[Stored items from a collection]
============================================================

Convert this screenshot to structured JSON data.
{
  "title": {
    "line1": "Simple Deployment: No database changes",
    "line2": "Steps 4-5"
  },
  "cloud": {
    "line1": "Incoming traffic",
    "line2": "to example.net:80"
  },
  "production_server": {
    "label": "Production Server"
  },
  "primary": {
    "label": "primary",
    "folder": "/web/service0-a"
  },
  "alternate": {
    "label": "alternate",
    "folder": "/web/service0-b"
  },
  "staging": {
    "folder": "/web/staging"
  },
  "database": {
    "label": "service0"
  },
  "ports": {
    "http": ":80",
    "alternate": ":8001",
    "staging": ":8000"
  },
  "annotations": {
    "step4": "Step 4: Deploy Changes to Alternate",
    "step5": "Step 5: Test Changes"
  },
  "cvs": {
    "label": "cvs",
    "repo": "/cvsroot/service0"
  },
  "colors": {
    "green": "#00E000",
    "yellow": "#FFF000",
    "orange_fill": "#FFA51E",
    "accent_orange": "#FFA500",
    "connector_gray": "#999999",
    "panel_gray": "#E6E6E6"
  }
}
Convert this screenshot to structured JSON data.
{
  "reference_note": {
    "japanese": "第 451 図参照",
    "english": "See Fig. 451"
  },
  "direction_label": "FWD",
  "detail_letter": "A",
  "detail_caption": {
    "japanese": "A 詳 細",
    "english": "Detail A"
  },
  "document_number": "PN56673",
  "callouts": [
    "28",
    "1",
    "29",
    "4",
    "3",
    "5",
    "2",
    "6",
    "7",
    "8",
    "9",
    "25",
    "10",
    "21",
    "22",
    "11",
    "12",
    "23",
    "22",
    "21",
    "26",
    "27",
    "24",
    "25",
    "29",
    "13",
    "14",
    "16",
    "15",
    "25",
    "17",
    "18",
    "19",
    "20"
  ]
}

============================================================

**Exercise instructions**
Word for word, write out the data.

**Result of the task**
Convert this screenshot to structured JSON data.
{
  "title": {
    "line1": "Simple Deployment: No database changes",
    "line2": "Steps 4-5"
  },
  "cloud": {
    "line1": "Incoming traffic",
    "line2": "to example.net:80"
  },
  "production_server": {
    "label": "Production Server"
  },
  "primary": {
    "label": "primary",
    "folder": "/web/service0-a"
  },
  "alternate": {
    "label": "alternate",
    "folder": "/web/service0-b"
  },
  "staging": {
    "folder": "/web/staging"
  },
  "database": {
    "label": "service0"
  },
  "ports": {
    "http": ":80",
    "alternate": ":8001",
    "staging": ":8000"
  },
  "annotations": {
    "step4": "Step 4: Deploy Changes to Alternate",
    "step5": "Step 5: Test Changes"
  },
  "cvs": {
    "label": "cvs",
    "repo": "/cvsroot/service0"
  },
  "colors": {
    "green": "#00E000",
    "yellow": "#FFF000",
    "orange_fill": "#FFA51E",
    "accent_orange": "#FFA500",
    "connector_gray": "#999999",
    "panel_gray": "#E6E6E6"
  }
}
Convert this screenshot to structured JSON data.
{
  "reference_note": {
    "japanese": "第 451 図参照",
    "english": "See Fig. 451"
  },
  "direction_label": "FWD",
  "detail_letter": "A",
  "detail_caption": {
    "japanese": "A 詳 細",
    "english": "Detail A"
  },
  "document_number": "PN56673",
  "callouts": [
    "28",
    "1",
    "29",
    "4",
    "3",
    "5",
    "2",
    "6",
    "7",
    "8",
    "9",
    "25",
    "10",
    "21",
    "22",
    "11",
    "12",
    "23",
    "22",
    "21",
    "26",
    "27",
    "24",
    "25",
    "29",
    "13",
    "14",
    "16",
    "15",
    "25",
    "17",
    "18",
    "19",
    "20"
  ]
}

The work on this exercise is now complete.